#### GIVEN TASK:
Each entry below should be reproduced character for character.

Extracted data entries
-=-=-=-=-
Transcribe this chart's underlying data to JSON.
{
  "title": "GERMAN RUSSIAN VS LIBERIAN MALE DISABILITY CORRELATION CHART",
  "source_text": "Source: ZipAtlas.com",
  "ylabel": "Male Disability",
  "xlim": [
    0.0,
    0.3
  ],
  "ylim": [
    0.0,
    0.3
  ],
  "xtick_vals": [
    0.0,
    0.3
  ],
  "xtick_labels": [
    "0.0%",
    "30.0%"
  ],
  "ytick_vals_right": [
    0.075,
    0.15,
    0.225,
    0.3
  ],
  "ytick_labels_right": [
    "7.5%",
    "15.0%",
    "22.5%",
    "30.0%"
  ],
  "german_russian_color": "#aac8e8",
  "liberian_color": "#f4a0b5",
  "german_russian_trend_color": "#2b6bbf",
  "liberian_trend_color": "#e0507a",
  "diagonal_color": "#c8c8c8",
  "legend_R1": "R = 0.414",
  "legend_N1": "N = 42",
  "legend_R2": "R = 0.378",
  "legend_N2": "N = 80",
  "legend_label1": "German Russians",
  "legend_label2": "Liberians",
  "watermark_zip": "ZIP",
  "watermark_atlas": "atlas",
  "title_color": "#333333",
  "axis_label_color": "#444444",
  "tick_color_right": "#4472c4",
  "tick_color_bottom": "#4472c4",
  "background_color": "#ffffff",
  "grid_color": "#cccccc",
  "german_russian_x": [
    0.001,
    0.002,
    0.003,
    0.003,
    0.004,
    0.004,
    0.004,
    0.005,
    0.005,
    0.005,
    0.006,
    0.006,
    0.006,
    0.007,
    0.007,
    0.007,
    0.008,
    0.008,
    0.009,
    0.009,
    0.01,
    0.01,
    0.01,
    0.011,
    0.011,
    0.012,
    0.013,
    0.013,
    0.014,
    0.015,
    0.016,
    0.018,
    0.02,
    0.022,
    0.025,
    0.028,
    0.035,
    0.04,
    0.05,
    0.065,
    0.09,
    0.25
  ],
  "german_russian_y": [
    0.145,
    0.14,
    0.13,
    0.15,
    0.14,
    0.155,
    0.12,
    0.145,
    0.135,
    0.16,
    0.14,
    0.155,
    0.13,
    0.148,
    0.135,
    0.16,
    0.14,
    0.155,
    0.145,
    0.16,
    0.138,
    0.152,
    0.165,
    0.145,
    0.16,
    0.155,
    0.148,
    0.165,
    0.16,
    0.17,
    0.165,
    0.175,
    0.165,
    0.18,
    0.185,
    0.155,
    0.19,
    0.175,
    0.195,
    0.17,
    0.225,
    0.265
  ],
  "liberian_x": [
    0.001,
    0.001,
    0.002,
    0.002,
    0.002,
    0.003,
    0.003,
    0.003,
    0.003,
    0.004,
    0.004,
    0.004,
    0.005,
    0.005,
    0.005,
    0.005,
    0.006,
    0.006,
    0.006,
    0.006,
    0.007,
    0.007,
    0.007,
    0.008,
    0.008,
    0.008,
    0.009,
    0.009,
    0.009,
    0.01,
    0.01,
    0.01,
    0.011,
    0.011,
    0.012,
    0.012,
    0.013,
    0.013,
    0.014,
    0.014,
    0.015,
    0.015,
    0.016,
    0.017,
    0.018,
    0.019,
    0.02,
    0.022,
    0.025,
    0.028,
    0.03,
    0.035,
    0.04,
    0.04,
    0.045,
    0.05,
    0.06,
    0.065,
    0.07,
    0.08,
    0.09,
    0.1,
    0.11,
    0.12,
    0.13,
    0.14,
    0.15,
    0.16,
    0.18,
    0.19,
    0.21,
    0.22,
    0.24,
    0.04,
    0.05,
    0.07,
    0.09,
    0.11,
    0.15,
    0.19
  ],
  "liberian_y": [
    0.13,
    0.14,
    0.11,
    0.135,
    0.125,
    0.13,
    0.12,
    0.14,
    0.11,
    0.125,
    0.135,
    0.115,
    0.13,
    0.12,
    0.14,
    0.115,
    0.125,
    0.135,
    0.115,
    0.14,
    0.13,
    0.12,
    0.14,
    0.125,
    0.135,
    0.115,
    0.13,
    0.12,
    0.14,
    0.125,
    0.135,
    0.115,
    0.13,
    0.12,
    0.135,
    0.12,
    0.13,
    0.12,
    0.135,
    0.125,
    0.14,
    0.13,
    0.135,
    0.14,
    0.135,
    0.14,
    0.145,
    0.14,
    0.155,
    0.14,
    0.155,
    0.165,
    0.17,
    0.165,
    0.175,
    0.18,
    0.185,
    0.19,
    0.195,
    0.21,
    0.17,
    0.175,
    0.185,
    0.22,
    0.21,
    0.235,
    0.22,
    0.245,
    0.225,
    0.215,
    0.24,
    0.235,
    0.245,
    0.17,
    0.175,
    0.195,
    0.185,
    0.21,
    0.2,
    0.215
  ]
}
-=-=-=-=-
#### IN RESPONSE:
Transcribe this chart's underlying data to JSON.
{
  "title": "GERMAN RUSSIAN VS LIBERIAN MALE DISABILITY CORRELATION CHART",
  "source_text": "Source: ZipAtlas.com",
  "ylabel": "Male Disability",
  "xlim": [
    0.0,
    0.3
  ],
  "ylim": [
    0.0,
    0.3
  ],
  "xtick_vals": [
    0.0,
    0.3
  ],
  "xtick_labels": [
    "0.0%",
    "30.0%"
  ],
  "ytick_vals_right": [
    0.075,
    0.15,
    0.225,
    0.3
  ],
  "ytick_labels_right": [
    "7.5%",
    "15.0%",
    "22.5%",
    "30.0%"
  ],
  "german_russian_color": "#aac8e8",
  "liberian_color": "#f4a0b5",
  "german_russian_trend_color": "#2b6bbf",
  "liberian_trend_color": "#e0507a",
  "diagonal_color": "#c8c8c8",
  "legend_R1": "R = 0.414",
  "legend_N1": "N = 42",
  "legend_R2": "R = 0.378",
  "legend_N2": "N = 80",
  "legend_label1": "German Russians",
  "legend_label2": "Liberians",
  "watermark_zip": "ZIP",
  "watermark_atlas": "atlas",
  "title_color": "#333333",
  "axis_label_color": "#444444",
  "tick_color_right": "#4472c4",
  "tick_color_bottom": "#4472c4",
  "background_color": "#ffffff",
  "grid_color": "#cccccc",
  "german_russian_x": [
    0.001,
    0.002,
    0.003,
    0.003,
    0.004,
    0.004,
    0.004,
    0.005,
    0.005,
    0.005,
    0.006,
    0.006,
    0.006,
    0.007,
    0.007,
    0.007,
    0.008,
    0.008,
    0.009,
    0.009,
    0.01,
    0.01,
    0.01,
    0.011,
    0.011,
    0.012,
    0.013,
    0.013,
    0.014,
    0.015,
    0.016,
    0.018,
    0.02,
    0.022,
    0.025,
    0.028,
    0.035,
    0.04,
    0.05,
    0.065,
    0.09,
    0.25
  ],
  "german_russian_y": [
    0.145,
    0.14,
    0.13,
    0.15,
    0.14,
    0.155,
    0.12,
    0.145,
    0.135,
    0.16,
    0.14,
    0.155,
    0.13,
    0.148,
    0.135,
    0.16,
    0.14,
    0.155,
    0.145,
    0.16,
    0.138,
    0.152,
    0.165,
    0.145,
    0.16,
    0.155,
    0.148,
    0.165,
    0.16,
    0.17,
    0.165,
    0.175,
    0.165,
    0.18,
    0.185,
    0.155,
    0.19,
    0.175,
    0.195,
    0.17,
    0.225,
    0.265
  ],
  "liberian_x": [
    0.001,
    0.001,
    0.002,
    0.002,
    0.002,
    0.003,
    0.003,
    0.003,
    0.003,
    0.004,
    0.004,
    0.004,
    0.005,
    0.005,
    0.005,
    0.005,
    0.006,
    0.006,
    0.006,
    0.006,
    0.007,
    0.007,
    0.007,
    0.008,
    0.008,
    0.008,
    0.009,
    0.009,
    0.009,
    0.01,
    0.01,
    0.01,
    0.011,
    0.011,
    0.012,
    0.012,
    0.013,
    0.013,
    0.014,
    0.014,
    0.015,
    0.015,
    0.016,
    0.017,
    0.018,
    0.019,
    0.02,
    0.022,
    0.025,
    0.028,
    0.03,
    0.035,
    0.04,
    0.04,
    0.045,
    0.05,
    0.06,
    0.065,
    0.07,
    0.08,
    0.09,
    0.1,
    0.11,
    0.12,
    0.13,
    0.14,
    0.15,
    0.16,
    0.18,
    0.19,
    0.21,
    0.22,
    0.24,
    0.04,
    0.05,
    0.07,
    0.09,
    0.11,
    0.15,
    0.19
  ],
  "liberian_y": [
    0.13,
    0.14,
    0.11,
    0.135,
    0.125,
    0.13,
    0.12,
    0.14,
    0.11,
    0.125,
    0.135,
    0.115,
    0.13,
    0.12,
    0.14,
    0.115,
    0.125,
    0.135,
    0.115,
    0.14,
    0.13,
    0.12,
    0.14,
    0.125,
    0.135,
    0.115,
    0.13,
    0.12,
    0.14,
    0.125,
    0.135,
    0.115,
    0.13,
    0.12,
    0.135,
    0.12,
    0.13,
    0.12,
    0.135,
    0.125,
    0.14,
    0.13,
    0.135,
    0.14,
    0.135,
    0.14,
    0.145,
    0.14,
    0.155,
    0.14,
    0.155,
    0.165,
    0.17,
    0.165,
    0.175,
    0.18,
    0.185,
    0.19,
    0.195,
    0.21,
    0.17,
    0.175,
    0.185,
    0.22,
    0.21,
    0.235,
    0.22,
    0.245,
    0.225,
    0.215,
    0.24,
    0.235,
    0.245,
    0.17,
    0.175,
    0.195,
    0.185,
    0.21,
    0.2,
    0.215
  ]
}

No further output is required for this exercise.